— START OF DATA SUPPLIED —

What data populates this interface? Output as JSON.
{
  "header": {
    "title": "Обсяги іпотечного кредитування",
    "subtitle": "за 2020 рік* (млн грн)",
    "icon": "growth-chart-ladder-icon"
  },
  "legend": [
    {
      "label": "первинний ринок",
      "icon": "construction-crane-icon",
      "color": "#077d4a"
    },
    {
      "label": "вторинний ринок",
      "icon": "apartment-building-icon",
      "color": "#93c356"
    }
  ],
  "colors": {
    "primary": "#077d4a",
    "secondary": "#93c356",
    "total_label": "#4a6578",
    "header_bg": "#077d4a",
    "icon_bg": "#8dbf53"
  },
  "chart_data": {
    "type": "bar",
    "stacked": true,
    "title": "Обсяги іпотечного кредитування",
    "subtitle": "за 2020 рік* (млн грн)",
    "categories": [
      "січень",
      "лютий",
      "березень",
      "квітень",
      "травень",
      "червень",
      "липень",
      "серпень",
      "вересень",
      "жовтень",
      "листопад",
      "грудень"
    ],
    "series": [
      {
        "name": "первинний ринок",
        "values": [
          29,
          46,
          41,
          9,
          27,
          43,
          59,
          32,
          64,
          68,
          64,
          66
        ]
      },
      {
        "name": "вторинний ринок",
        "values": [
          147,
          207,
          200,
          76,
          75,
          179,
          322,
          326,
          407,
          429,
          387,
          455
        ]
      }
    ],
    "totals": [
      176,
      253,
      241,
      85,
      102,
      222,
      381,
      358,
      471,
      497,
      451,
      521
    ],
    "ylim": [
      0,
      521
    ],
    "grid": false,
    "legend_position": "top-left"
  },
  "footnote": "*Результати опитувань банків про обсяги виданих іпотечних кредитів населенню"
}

— END OF DATA SUPPLIED —

PROBLEM REQUIREMENTS: Your task is to transcribe the listing above in full, exactly as given.

TASK SOLUTION:
What data populates this interface? Output as JSON.
{
  "header": {
    "title": "Обсяги іпотечного кредитування",
    "subtitle": "за 2020 рік* (млн грн)",
    "icon": "growth-chart-ladder-icon"
  },
  "legend": [
    {
      "label": "первинний ринок",
      "icon": "construction-crane-icon",
      "color": "#077d4a"
    },
    {
      "label": "вторинний ринок",
      "icon": "apartment-building-icon",
      "color": "#93c356"
    }
  ],
  "colors": {
    "primary": "#077d4a",
    "secondary": "#93c356",
    "total_label": "#4a6578",
    "header_bg": "#077d4a",
    "icon_bg": "#8dbf53"
  },
  "chart_data": {
    "type": "bar",
    "stacked": true,
    "title": "Обсяги іпотечного кредитування",
    "subtitle": "за 2020 рік* (млн грн)",
    "categories": [
      "січень",
      "лютий",
      "березень",
      "квітень",
      "травень",
      "червень",
      "липень",
      "серпень",
      "вересень",
      "жовтень",
      "листопад",
      "грудень"
    ],
    "series": [
      {
        "name": "первинний ринок",
        "values": [
          29,
          46,
          41,
          9,
          27,
          43,
          59,
          32,
          64,
          68,
          64,
          66
        ]
      },
      {
        "name": "вторинний ринок",
        "values": [
          147,
          207,
          200,
          76,
          75,
          179,
          322,
          326,
          407,
          429,
          387,
          455
        ]
      }
    ],
    "totals": [
      176,
      253,
      241,
      85,
      102,
      222,
      381,
      358,
      471,
      497,
      451,
      521
    ],
    "ylim": [
      0,
      521
    ],
    "grid": false,
    "legend_position": "top-left"
  },
  "footnote": "*Результати опитувань банків про обсяги виданих іпотечних кредитів населенню"
}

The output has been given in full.